:: WHAT YOU NEED TO DO ::
Report every line in the listing that contains the string "SCAN".

-------- MATERIAL TO PROCESS

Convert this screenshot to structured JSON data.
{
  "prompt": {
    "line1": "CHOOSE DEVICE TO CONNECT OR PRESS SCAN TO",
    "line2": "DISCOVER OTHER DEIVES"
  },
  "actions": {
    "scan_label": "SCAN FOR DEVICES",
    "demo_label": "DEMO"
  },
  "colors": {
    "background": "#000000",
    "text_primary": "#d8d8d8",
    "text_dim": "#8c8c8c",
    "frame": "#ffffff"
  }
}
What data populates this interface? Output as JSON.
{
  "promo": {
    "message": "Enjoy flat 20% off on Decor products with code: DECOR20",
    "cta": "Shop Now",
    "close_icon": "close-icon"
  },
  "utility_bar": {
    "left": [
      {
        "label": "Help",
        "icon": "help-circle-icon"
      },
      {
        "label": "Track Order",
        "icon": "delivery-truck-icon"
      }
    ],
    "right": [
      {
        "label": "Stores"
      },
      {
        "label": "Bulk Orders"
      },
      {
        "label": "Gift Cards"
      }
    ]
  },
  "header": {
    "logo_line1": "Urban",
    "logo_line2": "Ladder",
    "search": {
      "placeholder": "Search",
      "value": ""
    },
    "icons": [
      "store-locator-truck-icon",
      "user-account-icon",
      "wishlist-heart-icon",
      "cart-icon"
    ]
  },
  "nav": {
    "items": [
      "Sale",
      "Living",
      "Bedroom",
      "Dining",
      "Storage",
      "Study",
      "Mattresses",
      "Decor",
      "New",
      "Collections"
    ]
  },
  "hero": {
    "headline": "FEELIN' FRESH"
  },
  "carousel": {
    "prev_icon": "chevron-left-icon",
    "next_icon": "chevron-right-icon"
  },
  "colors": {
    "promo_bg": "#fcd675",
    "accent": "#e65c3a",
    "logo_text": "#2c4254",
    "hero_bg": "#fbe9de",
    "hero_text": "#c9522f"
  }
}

----------------

:: CORRECT ANSWER ::
    "line1": "CHOOSE DEVICE TO CONNECT OR PRESS SCAN TO",
    "scan_label": "SCAN FOR DEVICES",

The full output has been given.